■ GOAL OF THE EXERCISE
Write out every line of the material exactly as it appears.

^^^^

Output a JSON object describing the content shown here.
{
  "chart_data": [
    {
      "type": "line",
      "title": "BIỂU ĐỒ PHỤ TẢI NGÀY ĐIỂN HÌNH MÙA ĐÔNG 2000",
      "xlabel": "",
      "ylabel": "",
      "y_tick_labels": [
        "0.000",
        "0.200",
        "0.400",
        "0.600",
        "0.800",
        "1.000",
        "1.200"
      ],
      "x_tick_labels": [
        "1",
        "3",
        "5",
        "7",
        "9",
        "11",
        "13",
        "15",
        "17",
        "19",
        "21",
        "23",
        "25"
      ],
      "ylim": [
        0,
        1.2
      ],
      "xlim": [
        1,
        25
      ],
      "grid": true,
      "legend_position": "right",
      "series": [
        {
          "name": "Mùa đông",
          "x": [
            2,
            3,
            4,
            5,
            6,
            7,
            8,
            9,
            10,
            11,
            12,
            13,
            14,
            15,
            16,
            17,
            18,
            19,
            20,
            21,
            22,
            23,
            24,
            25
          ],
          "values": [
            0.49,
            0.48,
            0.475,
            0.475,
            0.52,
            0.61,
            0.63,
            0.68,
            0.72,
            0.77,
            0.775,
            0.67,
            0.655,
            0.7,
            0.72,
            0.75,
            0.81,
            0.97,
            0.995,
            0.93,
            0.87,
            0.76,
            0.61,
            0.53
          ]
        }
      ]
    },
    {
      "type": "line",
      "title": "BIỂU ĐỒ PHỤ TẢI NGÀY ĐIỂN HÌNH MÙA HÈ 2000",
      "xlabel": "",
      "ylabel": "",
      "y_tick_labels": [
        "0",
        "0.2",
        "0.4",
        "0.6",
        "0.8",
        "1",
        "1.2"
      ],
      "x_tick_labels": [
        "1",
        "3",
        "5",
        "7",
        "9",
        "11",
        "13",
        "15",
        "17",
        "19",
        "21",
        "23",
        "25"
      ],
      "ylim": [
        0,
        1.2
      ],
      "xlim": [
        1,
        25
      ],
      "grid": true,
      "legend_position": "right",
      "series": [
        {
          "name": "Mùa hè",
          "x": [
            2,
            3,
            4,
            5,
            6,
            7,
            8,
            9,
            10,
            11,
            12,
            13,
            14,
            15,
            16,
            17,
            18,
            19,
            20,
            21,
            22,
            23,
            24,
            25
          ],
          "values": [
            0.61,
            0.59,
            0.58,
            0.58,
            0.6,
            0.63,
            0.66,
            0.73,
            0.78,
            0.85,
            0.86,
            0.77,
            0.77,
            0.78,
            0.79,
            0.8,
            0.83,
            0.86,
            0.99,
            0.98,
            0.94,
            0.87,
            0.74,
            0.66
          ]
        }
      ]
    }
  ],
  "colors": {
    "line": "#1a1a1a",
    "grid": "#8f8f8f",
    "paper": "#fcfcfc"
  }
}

^^^^

■ WRITTEN RESPONSE
Output a JSON object describing the content shown here.
{
  "chart_data": [
    {
      "type": "line",
      "title": "BIỂU ĐỒ PHỤ TẢI NGÀY ĐIỂN HÌNH MÙA ĐÔNG 2000",
      "xlabel": "",
      "ylabel": "",
      "y_tick_labels": [
        "0.000",
        "0.200",
        "0.400",
        "0.600",
        "0.800",
        "1.000",
        "1.200"
      ],
      "x_tick_labels": [
        "1",
        "3",
        "5",
        "7",
        "9",
        "11",
        "13",
        "15",
        "17",
        "19",
        "21",
        "23",
        "25"
      ],
      "ylim": [
        0,
        1.2
      ],
      "xlim": [
        1,
        25
      ],
      "grid": true,
      "legend_position": "right",
      "series": [
        {
          "name": "Mùa đông",
          "x": [
            2,
            3,
            4,
            5,
            6,
            7,
            8,
            9,
            10,
            11,
            12,
            13,
            14,
            15,
            16,
            17,
            18,
            19,
            20,
            21,
            22,
            23,
            24,
            25
          ],
          "values": [
            0.49,
            0.48,
            0.475,
            0.475,
            0.52,
            0.61,
            0.63,
            0.68,
            0.72,
            0.77,
            0.775,
            0.67,
            0.655,
            0.7,
            0.72,
            0.75,
            0.81,
            0.97,
            0.995,
            0.93,
            0.87,
            0.76,
            0.61,
            0.53
          ]
        }
      ]
    },
    {
      "type": "line",
      "title": "BIỂU ĐỒ PHỤ TẢI NGÀY ĐIỂN HÌNH MÙA HÈ 2000",
      "xlabel": "",
      "ylabel": "",
      "y_tick_labels": [
        "0",
        "0.2",
        "0.4",
        "0.6",
        "0.8",
        "1",
        "1.2"
      ],
      "x_tick_labels": [
        "1",
        "3",
        "5",
        "7",
        "9",
        "11",
        "13",
        "15",
        "17",
        "19",
        "21",
        "23",
        "25"
      ],
      "ylim": [
        0,
        1.2
      ],
      "xlim": [
        1,
        25
      ],
      "grid": true,
      "legend_position": "right",
      "series": [
        {
          "name": "Mùa hè",
          "x": [
            2,
            3,
            4,
            5,
            6,
            7,
            8,
            9,
            10,
            11,
            12,
            13,
            14,
            15,
            16,
            17,
            18,
            19,
            20,
            21,
            22,
            23,
            24,
            25
          ],
          "values": [
            0.61,
            0.59,
            0.58,
            0.58,
            0.6,
            0.63,
            0.66,
            0.73,
            0.78,
            0.85,
            0.86,
            0.77,
            0.77,
            0.78,
            0.79,
            0.8,
            0.83,
            0.86,
            0.99,
            0.98,
            0.94,
            0.87,
            0.74,
            0.66
          ]
        }
      ]
    }
  ],
  "colors": {
    "line": "#1a1a1a",
    "grid": "#8f8f8f",
    "paper": "#fcfcfc"
  }
}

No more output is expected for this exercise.